What you are asked to do ::
Can all of these lines be returned exactly?

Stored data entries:
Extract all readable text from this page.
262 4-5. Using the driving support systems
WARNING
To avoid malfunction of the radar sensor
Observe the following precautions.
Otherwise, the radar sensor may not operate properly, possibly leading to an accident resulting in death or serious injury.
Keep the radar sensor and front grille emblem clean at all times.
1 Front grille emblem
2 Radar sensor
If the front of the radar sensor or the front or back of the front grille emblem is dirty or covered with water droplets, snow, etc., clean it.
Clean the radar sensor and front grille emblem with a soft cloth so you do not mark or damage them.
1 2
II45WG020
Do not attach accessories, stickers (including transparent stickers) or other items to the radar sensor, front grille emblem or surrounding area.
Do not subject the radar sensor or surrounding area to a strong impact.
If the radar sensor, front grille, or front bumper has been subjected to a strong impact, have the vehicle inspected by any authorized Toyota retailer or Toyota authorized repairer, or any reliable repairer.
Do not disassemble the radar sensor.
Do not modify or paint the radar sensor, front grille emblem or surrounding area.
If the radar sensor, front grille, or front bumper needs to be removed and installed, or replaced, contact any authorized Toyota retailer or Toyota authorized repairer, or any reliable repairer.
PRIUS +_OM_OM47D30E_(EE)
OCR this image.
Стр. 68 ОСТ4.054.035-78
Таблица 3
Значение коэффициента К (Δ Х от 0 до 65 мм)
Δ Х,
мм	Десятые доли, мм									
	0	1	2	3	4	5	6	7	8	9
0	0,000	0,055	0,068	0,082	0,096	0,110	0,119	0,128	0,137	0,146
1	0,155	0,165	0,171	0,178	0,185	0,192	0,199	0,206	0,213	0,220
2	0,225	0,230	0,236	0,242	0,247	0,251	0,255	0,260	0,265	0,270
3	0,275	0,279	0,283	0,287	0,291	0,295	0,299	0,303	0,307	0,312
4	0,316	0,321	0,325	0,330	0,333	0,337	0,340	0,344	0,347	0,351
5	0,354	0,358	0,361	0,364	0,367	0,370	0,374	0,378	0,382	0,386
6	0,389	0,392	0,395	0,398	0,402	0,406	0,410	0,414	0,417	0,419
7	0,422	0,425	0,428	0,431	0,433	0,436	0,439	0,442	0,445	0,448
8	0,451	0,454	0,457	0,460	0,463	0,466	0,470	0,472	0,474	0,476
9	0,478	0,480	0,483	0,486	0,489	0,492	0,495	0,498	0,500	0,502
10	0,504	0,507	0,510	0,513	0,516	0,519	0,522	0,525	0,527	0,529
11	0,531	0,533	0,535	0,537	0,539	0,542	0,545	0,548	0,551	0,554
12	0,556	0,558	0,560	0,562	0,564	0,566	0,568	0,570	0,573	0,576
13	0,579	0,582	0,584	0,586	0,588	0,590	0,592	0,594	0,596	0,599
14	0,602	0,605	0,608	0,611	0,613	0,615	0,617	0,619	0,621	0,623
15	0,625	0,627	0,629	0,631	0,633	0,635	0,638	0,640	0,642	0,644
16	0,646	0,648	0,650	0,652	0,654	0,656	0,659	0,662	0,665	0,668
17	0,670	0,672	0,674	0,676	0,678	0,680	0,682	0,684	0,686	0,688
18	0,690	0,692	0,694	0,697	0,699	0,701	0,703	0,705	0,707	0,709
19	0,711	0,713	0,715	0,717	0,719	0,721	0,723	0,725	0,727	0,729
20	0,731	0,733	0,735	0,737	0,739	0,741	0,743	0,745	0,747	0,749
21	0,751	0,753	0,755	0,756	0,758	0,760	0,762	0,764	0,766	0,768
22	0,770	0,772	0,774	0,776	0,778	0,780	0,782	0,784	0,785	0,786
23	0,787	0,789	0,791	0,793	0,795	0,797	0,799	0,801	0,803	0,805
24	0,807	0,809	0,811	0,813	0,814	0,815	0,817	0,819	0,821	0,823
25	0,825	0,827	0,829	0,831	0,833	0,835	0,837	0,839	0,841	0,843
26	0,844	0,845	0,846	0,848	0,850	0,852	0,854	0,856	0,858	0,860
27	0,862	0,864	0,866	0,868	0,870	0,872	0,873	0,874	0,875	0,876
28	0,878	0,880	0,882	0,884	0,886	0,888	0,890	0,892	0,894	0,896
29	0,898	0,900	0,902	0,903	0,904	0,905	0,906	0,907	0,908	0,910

Full output ::
Extract all readable text from this page.
262 4-5. Using the driving support systems
WARNING
To avoid malfunction of the radar sensor
Observe the following precautions.
Otherwise, the radar sensor may not operate properly, possibly leading to an accident resulting in death or serious injury.
Keep the radar sensor and front grille emblem clean at all times.
1 Front grille emblem
2 Radar sensor
If the front of the radar sensor or the front or back of the front grille emblem is dirty or covered with water droplets, snow, etc., clean it.
Clean the radar sensor and front grille emblem with a soft cloth so you do not mark or damage them.
1 2
II45WG020
Do not attach accessories, stickers (including transparent stickers) or other items to the radar sensor, front grille emblem or surrounding area.
Do not subject the radar sensor or surrounding area to a strong impact.
If the radar sensor, front grille, or front bumper has been subjected to a strong impact, have the vehicle inspected by any authorized Toyota retailer or Toyota authorized repairer, or any reliable repairer.
Do not disassemble the radar sensor.
Do not modify or paint the radar sensor, front grille emblem or surrounding area.
If the radar sensor, front grille, or front bumper needs to be removed and installed, or replaced, contact any authorized Toyota retailer or Toyota authorized repairer, or any reliable repairer.
PRIUS +_OM_OM47D30E_(EE)
OCR this image.
Стр. 68 ОСТ4.054.035-78
Таблица 3
Значение коэффициента К (Δ Х от 0 до 65 мм)
Δ Х,
мм	Десятые доли, мм									
	0	1	2	3	4	5	6	7	8	9
0	0,000	0,055	0,068	0,082	0,096	0,110	0,119	0,128	0,137	0,146
1	0,155	0,165	0,171	0,178	0,185	0,192	0,199	0,206	0,213	0,220
2	0,225	0,230	0,236	0,242	0,247	0,251	0,255	0,260	0,265	0,270
3	0,275	0,279	0,283	0,287	0,291	0,295	0,299	0,303	0,307	0,312
4	0,316	0,321	0,325	0,330	0,333	0,337	0,340	0,344	0,347	0,351
5	0,354	0,358	0,361	0,364	0,367	0,370	0,374	0,378	0,382	0,386
6	0,389	0,392	0,395	0,398	0,402	0,406	0,410	0,414	0,417	0,419
7	0,422	0,425	0,428	0,431	0,433	0,436	0,439	0,442	0,445	0,448
8	0,451	0,454	0,457	0,460	0,463	0,466	0,470	0,472	0,474	0,476
9	0,478	0,480	0,483	0,486	0,489	0,492	0,495	0,498	0,500	0,502
10	0,504	0,507	0,510	0,513	0,516	0,519	0,522	0,525	0,527	0,529
11	0,531	0,533	0,535	0,537	0,539	0,542	0,545	0,548	0,551	0,554
12	0,556	0,558	0,560	0,562	0,564	0,566	0,568	0,570	0,573	0,576
13	0,579	0,582	0,584	0,586	0,588	0,590	0,592	0,594	0,596	0,599
14	0,602	0,605	0,608	0,611	0,613	0,615	0,617	0,619	0,621	0,623
15	0,625	0,627	0,629	0,631	0,633	0,635	0,638	0,640	0,642	0,644
16	0,646	0,648	0,650	0,652	0,654	0,656	0,659	0,662	0,665	0,668
17	0,670	0,672	0,674	0,676	0,678	0,680	0,682	0,684	0,686	0,688
18	0,690	0,692	0,694	0,697	0,699	0,701	0,703	0,705	0,707	0,709
19	0,711	0,713	0,715	0,717	0,719	0,721	0,723	0,725	0,727	0,729
20	0,731	0,733	0,735	0,737	0,739	0,741	0,743	0,745	0,747	0,749
21	0,751	0,753	0,755	0,756	0,758	0,760	0,762	0,764	0,766	0,768
22	0,770	0,772	0,774	0,776	0,778	0,780	0,782	0,784	0,785	0,786
23	0,787	0,789	0,791	0,793	0,795	0,797	0,799	0,801	0,803	0,805
24	0,807	0,809	0,811	0,813	0,814	0,815	0,817	0,819	0,821	0,823
25	0,825	0,827	0,829	0,831	0,833	0,835	0,837	0,839	0,841	0,843
26	0,844	0,845	0,846	0,848	0,850	0,852	0,854	0,856	0,858	0,860
27	0,862	0,864	0,866	0,868	0,870	0,872	0,873	0,874	0,875	0,876
28	0,878	0,880	0,882	0,884	0,886	0,888	0,890	0,892	0,894	0,896
29	0,898	0,900	0,902	0,903	0,904	0,905	0,906	0,907	0,908	0,910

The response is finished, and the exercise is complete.